BEGIN Items

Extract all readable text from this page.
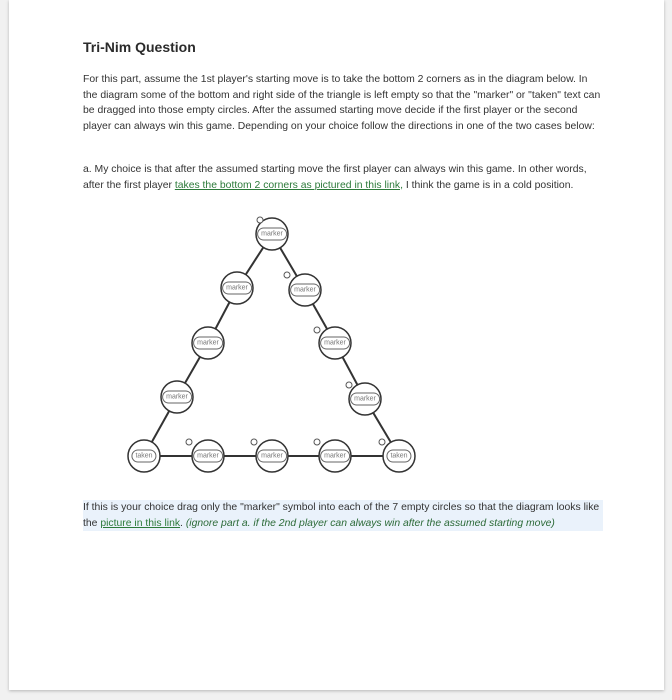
Tri-Nim Question

For this part, assume the 1st player's starting move is to take the bottom 2 corners as in the diagram below. In the diagram some of the bottom and right side of the triangle is left empty so that the "marker" or "taken" text can be dragged into those empty circles. After the assumed starting move decide if the first player or the second player can always win this game. Depending on your choice follow the directions in one of the two cases below:

a. My choice is that after the assumed starting move the first player can always win this game. In other words, after the first player takes the bottom 2 corners as pictured in this link, I think the game is in a cold position.

marker
marker	marker
marker	marker
marker	marker
taken	marker	marker	marker	taken

If this is your choice drag only the "marker" symbol into each of the 7 empty circles so that the diagram looks like the picture in this link. (ignore part a. if the 2nd player can always win after the assumed starting move)
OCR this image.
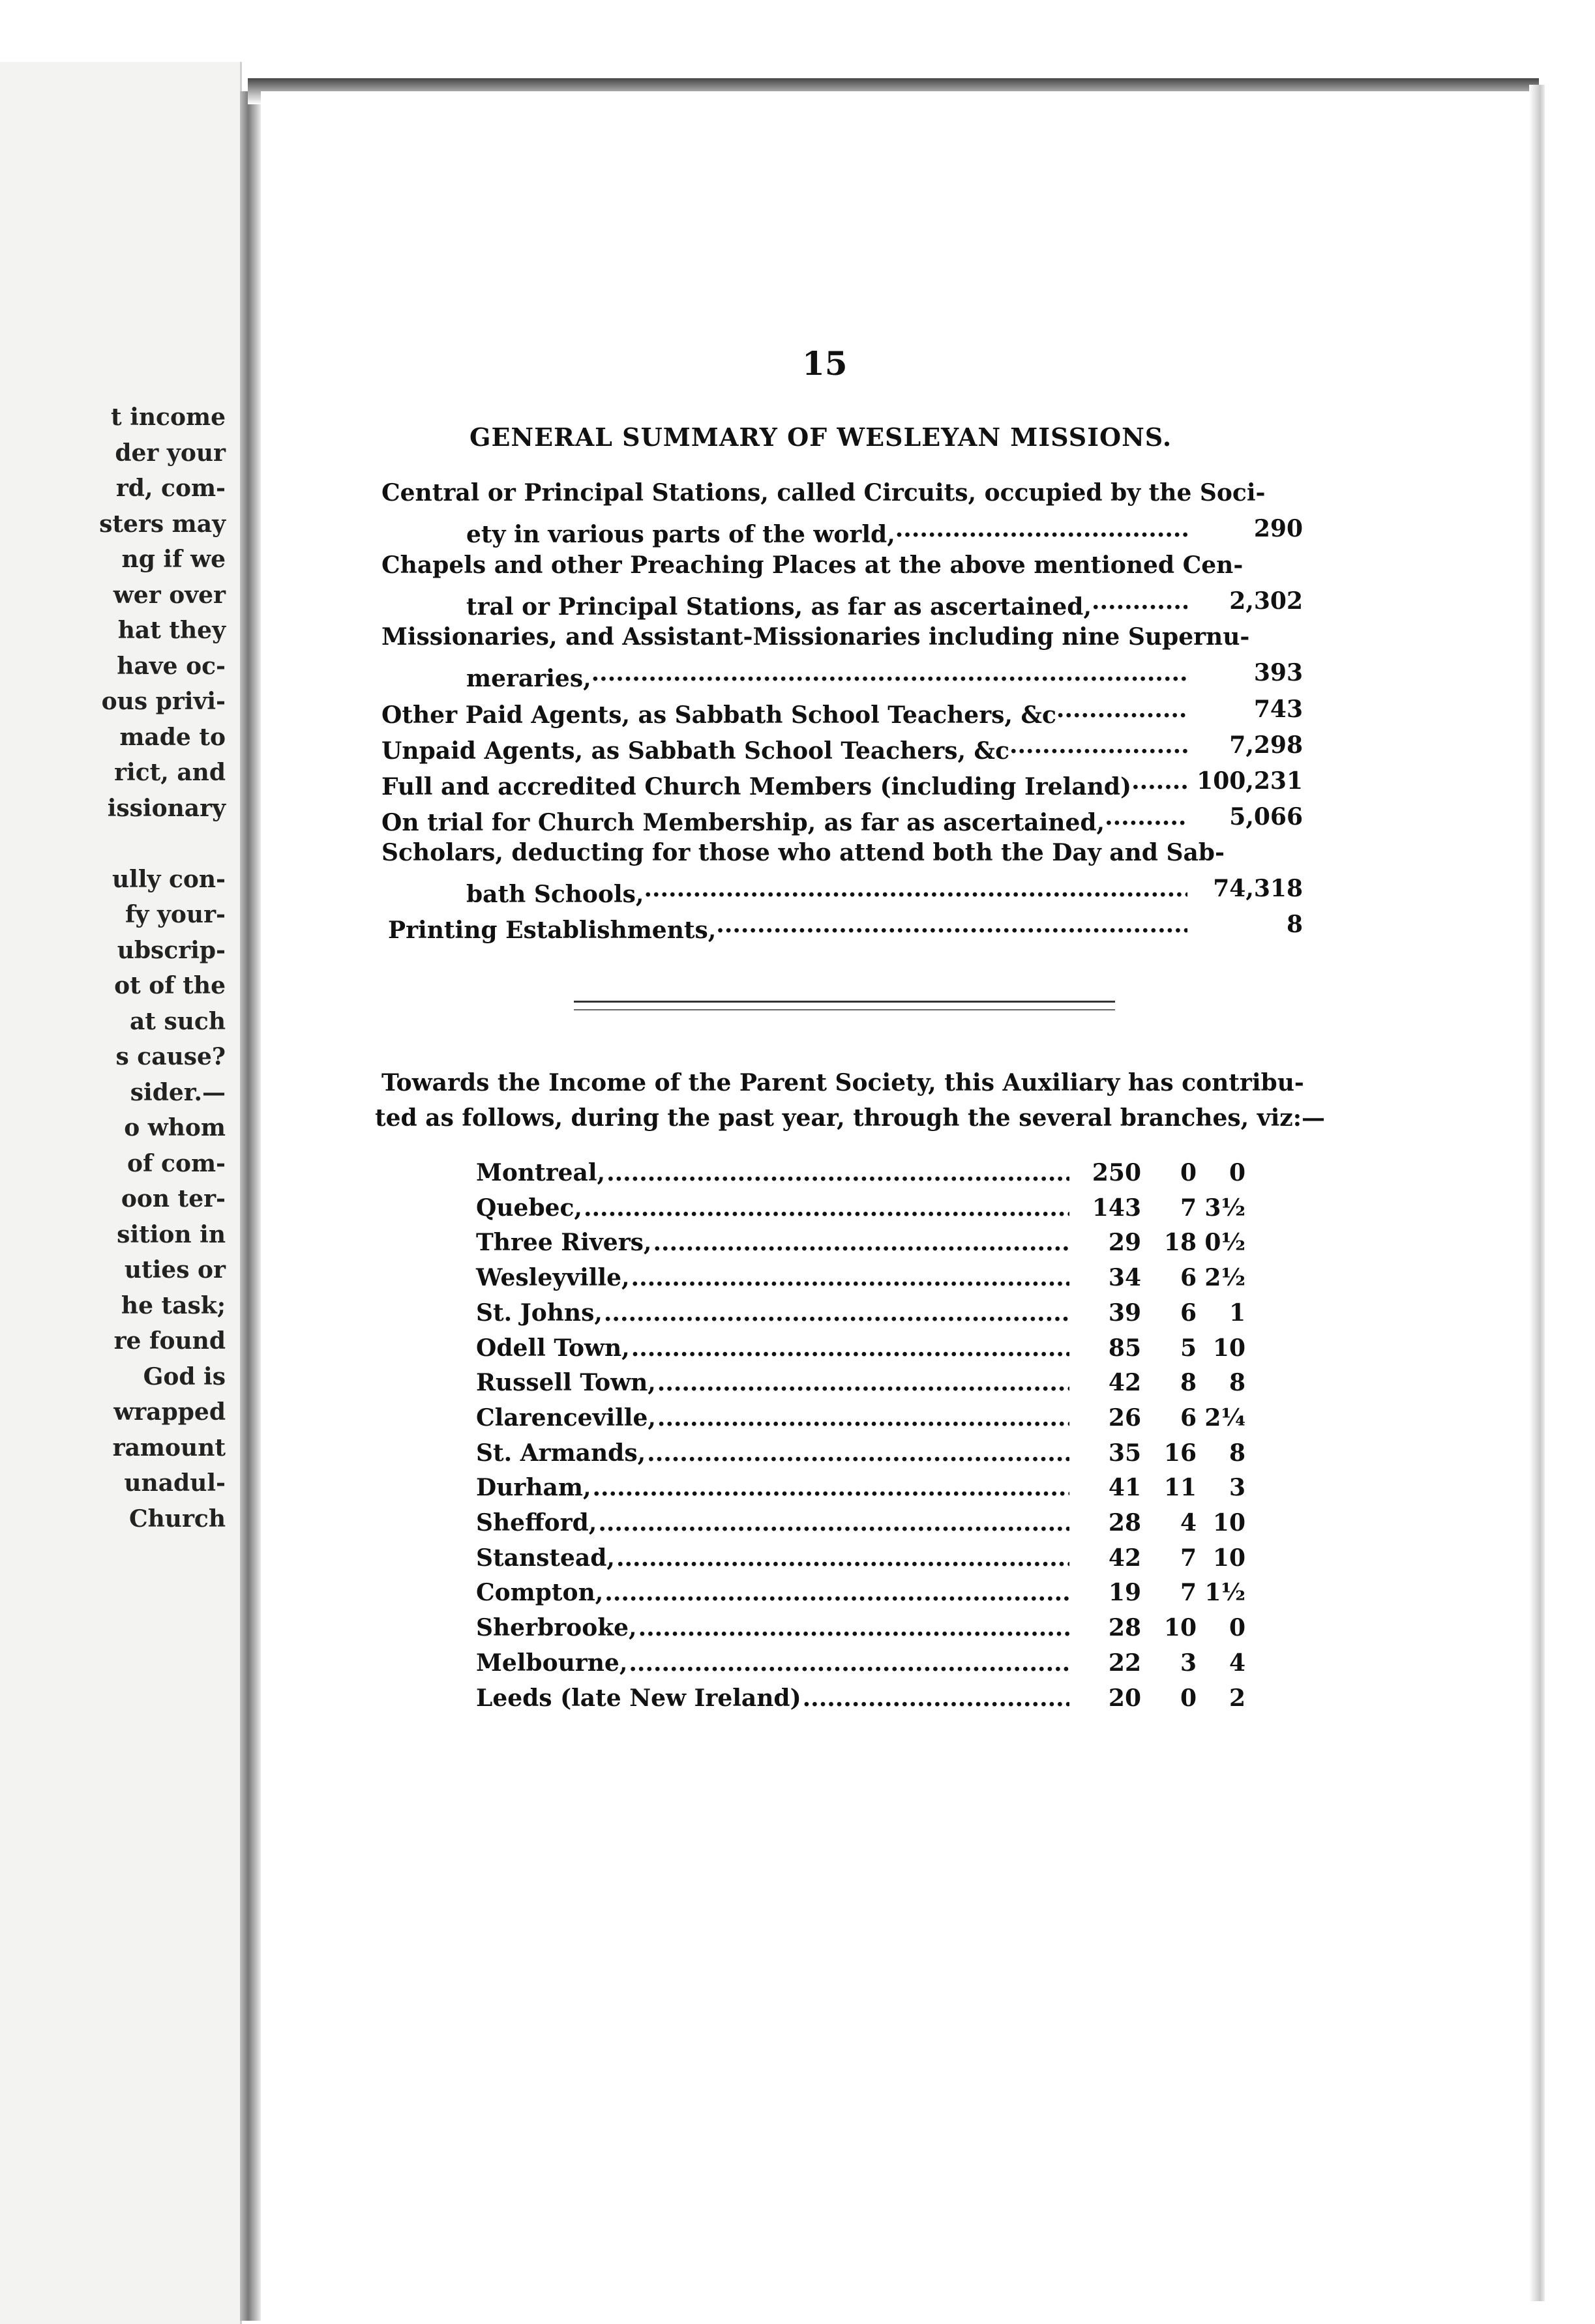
t income
der your
rd, com-
sters may
ng if we
wer over
hat they
have oc-
ous privi-
made to
rict, and
issionary
ully con-
fy your-
ubscrip-
ot of the
at such
s cause?
sider.—
o whom
of com-
oon ter-
sition in
uties or
he task;
re found
God is
wrapped
ramount
unadul-
Church
15
GENERAL SUMMARY OF WESLEYAN MISSIONS.
Central or Principal Stations, called Circuits, occupied by the Soci-
ety in various parts of the world, .....	290
Chapels and other Preaching Places at the above mentioned Cen-
tral or Principal Stations, as far as ascertained, .....	2,302
Missionaries, and Assistant-Missionaries including nine Supernu-
meraries, .....	393
Other Paid Agents, as Sabbath School Teachers, &c .....	743
Unpaid Agents, as Sabbath School Teachers, &c .....	7,298
Full and accredited Church Members (including Ireland) .....	100,231
On trial for Church Membership, as far as ascertained, .....	5,066
Scholars, deducting for those who attend both the Day and Sab-
bath Schools, .....	74,318
Printing Establishments, .....	8
Towards the Income of the Parent Society, this Auxiliary has contribu-
ted as follows, during the past year, through the several branches, viz:—
Montreal, .....	250	0	0
Quebec, .....	143	7 3½
Three Rivers, .....	29 18 0½
Wesleyville, .....	34	6 2½
St. Johns, .....	39	6	1
Odell Town, .....	85	5 10
Russell Town, .....	42	8	8
Clarenceville, .....	26	6 2¼
St. Armands, .....	35 16	8
Durham, .....	41 11	3
Shefford, .....	28	4 10
Stanstead, .....	42	7 10
Compton, .....	19	7 1½
Sherbrooke, .....	28 10	0
Melbourne, .....	22	3	4
Leeds (late New Ireland) .....	20	0	2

END Items

» What to do: Collect each line containing the string "including".

» Answer for this exercise:
Missionaries, and Assistant-Missionaries including nine Supernu-
Full and accredited Church Members (including Ireland) .....	100,231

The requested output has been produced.